▶ GOAL: Lines holding the string "คนอาต" are the ones to copy from this listing.

# # # #

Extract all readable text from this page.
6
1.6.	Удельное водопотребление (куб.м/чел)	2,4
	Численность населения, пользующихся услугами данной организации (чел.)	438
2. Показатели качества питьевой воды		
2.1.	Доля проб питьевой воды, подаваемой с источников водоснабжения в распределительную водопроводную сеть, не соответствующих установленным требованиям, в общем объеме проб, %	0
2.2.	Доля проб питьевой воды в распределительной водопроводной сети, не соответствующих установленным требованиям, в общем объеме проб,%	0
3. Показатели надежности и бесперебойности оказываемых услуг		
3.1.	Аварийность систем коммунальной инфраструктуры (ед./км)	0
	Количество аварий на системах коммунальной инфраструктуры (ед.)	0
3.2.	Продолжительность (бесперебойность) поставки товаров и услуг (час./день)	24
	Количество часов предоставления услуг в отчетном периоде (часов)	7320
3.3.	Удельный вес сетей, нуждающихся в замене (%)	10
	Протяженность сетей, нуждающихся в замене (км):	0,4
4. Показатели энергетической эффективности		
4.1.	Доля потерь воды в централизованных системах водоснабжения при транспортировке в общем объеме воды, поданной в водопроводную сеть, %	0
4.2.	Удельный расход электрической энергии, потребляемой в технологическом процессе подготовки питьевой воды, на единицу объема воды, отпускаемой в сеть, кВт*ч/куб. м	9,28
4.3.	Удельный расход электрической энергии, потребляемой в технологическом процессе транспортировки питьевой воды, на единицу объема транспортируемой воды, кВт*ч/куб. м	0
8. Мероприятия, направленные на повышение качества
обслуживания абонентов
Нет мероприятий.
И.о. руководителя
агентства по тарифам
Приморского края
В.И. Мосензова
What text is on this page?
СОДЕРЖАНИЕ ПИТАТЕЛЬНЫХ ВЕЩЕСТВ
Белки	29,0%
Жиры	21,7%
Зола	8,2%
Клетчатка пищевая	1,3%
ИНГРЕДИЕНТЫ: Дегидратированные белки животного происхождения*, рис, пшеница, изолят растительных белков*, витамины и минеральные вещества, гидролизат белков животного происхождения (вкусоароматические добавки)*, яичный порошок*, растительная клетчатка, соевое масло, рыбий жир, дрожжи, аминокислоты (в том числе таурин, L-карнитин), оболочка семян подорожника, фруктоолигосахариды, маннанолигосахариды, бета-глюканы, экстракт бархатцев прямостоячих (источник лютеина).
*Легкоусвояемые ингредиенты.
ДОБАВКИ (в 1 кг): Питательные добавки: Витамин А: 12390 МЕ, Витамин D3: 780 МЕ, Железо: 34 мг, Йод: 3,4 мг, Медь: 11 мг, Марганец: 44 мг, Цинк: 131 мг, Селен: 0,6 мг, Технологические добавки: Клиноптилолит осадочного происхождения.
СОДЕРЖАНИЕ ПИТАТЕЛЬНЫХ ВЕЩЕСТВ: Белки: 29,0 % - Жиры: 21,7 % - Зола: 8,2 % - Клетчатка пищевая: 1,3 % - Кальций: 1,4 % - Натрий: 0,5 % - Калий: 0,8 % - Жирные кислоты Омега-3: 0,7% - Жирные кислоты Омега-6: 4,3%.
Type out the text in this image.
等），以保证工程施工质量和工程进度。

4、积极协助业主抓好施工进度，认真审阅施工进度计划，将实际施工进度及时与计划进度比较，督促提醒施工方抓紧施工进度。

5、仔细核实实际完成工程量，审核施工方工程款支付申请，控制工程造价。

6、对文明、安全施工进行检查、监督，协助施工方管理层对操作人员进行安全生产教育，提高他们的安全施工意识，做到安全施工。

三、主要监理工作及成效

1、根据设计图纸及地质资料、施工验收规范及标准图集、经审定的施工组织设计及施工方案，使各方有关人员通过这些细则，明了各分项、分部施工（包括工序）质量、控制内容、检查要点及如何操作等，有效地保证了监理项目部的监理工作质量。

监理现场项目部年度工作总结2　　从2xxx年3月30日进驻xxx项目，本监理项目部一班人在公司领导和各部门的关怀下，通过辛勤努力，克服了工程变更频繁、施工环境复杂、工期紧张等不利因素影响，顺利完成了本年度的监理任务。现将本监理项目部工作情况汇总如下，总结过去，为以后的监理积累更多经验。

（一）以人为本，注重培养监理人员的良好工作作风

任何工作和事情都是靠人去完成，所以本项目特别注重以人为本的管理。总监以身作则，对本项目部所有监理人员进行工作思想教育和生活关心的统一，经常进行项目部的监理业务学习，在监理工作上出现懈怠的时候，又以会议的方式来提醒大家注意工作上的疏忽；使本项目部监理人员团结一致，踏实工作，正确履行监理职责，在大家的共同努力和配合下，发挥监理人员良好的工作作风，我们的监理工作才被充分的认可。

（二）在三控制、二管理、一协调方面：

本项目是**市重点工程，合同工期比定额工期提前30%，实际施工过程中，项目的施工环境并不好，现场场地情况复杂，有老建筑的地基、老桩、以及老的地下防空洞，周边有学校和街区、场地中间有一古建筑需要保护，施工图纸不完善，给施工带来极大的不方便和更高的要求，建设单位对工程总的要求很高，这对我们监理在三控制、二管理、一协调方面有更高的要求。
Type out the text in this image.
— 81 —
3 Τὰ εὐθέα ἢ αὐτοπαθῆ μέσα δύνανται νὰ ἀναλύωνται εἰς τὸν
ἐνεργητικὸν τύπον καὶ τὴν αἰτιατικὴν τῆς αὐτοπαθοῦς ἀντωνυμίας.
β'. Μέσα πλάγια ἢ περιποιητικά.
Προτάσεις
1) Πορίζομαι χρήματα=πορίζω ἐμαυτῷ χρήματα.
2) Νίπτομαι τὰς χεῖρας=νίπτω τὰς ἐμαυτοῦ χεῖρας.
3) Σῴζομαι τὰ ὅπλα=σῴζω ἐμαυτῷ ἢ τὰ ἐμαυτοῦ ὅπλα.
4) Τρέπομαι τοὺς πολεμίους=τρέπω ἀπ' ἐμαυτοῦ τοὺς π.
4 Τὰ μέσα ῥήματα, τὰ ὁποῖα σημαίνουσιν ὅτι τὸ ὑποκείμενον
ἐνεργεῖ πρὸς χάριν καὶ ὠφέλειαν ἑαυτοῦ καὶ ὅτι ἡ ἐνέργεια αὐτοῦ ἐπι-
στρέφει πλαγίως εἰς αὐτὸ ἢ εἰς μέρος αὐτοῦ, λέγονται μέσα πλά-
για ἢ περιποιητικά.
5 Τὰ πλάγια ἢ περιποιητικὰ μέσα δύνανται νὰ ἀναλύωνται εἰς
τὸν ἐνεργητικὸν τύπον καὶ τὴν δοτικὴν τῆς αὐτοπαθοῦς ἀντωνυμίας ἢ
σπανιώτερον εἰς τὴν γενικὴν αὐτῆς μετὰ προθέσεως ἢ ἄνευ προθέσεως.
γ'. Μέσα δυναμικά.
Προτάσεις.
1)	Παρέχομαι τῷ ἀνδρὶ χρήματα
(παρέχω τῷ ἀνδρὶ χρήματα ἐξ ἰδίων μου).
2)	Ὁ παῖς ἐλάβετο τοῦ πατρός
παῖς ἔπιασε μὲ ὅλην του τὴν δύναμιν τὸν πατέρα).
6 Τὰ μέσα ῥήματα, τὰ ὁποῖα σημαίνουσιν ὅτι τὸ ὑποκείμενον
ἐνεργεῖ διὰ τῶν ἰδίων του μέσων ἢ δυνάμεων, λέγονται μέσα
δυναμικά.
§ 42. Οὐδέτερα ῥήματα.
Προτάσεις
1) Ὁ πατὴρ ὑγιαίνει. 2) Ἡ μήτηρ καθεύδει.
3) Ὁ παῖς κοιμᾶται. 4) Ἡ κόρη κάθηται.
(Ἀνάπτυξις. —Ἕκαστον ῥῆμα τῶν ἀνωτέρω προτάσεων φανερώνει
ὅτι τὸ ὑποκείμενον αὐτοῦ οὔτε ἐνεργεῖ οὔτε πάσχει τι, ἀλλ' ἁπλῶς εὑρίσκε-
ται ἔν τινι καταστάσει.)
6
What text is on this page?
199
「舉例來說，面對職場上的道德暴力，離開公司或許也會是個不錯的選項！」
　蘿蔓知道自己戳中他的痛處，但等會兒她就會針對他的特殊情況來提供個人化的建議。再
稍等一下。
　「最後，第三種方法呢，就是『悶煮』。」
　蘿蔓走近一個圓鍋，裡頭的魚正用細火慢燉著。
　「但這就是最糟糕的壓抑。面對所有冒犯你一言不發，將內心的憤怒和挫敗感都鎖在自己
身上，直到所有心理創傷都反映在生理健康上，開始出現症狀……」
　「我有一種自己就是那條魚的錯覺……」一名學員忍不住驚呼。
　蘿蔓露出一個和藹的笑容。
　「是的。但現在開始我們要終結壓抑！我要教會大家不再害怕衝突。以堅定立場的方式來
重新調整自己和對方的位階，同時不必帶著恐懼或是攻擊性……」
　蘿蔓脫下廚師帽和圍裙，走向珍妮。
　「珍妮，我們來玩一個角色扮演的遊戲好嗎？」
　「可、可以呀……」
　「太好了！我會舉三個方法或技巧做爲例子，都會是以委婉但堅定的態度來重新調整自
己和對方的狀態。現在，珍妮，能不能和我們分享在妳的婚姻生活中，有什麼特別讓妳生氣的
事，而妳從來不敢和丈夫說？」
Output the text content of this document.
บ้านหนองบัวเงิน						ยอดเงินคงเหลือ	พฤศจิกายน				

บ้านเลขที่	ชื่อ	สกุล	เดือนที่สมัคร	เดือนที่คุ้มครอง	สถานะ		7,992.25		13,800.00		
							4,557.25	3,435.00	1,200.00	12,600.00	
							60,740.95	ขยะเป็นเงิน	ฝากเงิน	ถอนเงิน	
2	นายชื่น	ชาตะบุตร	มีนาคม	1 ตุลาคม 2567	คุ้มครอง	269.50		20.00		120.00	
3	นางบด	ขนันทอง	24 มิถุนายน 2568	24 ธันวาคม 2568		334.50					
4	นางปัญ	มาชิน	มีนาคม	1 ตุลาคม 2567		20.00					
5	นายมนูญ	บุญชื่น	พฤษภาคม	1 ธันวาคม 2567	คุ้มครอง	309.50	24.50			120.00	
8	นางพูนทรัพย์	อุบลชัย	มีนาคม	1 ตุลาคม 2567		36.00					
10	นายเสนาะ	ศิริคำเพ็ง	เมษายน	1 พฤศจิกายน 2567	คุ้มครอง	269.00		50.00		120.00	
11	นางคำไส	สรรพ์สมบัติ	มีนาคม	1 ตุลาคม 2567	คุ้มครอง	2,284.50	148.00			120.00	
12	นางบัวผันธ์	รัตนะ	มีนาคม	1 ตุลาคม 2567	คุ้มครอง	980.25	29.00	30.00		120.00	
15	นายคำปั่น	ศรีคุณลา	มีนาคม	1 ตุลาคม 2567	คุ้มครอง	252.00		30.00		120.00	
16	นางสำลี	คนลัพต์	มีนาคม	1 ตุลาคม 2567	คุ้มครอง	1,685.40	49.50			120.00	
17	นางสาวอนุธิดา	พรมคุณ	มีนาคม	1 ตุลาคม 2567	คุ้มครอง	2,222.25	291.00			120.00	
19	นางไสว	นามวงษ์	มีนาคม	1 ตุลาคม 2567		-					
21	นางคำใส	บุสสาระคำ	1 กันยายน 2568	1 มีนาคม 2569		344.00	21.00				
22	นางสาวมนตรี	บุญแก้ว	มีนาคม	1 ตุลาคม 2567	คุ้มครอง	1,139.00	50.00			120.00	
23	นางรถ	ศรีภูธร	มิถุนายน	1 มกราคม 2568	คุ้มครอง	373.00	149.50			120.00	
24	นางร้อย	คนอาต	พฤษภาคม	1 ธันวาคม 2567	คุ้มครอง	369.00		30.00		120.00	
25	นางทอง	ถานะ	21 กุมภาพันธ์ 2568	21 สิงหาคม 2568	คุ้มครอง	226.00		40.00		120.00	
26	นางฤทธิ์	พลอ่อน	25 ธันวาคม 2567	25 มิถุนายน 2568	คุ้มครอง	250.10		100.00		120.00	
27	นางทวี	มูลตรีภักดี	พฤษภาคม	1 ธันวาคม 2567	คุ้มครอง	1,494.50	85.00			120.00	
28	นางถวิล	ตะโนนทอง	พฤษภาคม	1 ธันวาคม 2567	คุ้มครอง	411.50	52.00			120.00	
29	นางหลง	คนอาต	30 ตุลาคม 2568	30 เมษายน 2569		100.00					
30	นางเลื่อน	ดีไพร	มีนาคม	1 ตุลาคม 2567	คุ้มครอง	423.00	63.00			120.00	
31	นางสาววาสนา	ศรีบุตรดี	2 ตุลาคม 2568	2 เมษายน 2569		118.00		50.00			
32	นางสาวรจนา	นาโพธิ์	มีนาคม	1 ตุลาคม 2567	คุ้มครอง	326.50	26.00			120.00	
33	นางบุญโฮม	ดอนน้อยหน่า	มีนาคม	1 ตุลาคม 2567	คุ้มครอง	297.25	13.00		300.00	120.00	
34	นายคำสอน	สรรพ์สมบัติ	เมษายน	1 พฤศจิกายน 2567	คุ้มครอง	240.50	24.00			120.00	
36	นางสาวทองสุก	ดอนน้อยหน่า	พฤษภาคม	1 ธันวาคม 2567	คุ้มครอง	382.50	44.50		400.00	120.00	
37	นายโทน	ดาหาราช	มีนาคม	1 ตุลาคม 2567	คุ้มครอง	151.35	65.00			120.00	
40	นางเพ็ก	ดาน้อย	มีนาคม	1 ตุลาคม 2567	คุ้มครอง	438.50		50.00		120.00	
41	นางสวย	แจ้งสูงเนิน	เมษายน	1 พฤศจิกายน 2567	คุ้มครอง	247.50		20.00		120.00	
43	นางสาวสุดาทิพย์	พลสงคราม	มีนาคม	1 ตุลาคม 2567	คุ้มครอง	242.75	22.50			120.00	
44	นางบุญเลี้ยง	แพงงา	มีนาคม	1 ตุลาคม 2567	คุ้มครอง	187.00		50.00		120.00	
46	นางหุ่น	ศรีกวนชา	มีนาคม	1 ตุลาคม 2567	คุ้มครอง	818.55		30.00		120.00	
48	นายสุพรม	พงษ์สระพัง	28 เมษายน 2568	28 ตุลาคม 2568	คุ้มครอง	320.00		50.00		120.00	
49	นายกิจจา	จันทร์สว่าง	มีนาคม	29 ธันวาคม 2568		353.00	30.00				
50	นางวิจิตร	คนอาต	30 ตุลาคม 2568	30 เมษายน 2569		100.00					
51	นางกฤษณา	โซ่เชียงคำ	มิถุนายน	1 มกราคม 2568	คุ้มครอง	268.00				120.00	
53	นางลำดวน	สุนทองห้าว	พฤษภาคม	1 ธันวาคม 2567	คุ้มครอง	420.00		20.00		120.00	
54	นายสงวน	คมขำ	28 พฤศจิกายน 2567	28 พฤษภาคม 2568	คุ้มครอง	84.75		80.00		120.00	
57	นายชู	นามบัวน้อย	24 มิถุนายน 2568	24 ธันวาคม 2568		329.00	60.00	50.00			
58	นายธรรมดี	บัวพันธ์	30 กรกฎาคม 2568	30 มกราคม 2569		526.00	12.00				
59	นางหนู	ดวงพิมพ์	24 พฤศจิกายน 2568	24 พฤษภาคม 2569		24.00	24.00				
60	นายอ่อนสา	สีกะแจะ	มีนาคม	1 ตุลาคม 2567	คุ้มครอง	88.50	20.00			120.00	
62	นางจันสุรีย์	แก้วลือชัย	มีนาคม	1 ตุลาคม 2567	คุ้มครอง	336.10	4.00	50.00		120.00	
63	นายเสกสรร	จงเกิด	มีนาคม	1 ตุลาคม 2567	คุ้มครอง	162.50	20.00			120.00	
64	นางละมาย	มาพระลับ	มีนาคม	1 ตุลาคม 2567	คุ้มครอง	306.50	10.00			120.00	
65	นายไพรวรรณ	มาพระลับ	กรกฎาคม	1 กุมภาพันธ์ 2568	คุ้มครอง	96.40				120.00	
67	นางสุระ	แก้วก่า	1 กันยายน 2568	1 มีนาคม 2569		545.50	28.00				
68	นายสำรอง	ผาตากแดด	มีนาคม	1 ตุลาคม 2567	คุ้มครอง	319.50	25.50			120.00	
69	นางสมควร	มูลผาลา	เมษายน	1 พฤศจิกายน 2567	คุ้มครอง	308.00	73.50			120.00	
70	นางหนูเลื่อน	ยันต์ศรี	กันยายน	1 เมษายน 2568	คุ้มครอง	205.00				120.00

# # # #

▶ OUTPUT OF THE TASK:
24	นางร้อย	คนอาต	พฤษภาคม	1 ธันวาคม 2567	คุ้มครอง	369.00		30.00		120.00	
29	นางหลง	คนอาต	30 ตุลาคม 2568	30 เมษายน 2569		100.00					
50	นางวิจิตร	คนอาต	30 ตุลาคม 2568	30 เมษายน 2569		100.00					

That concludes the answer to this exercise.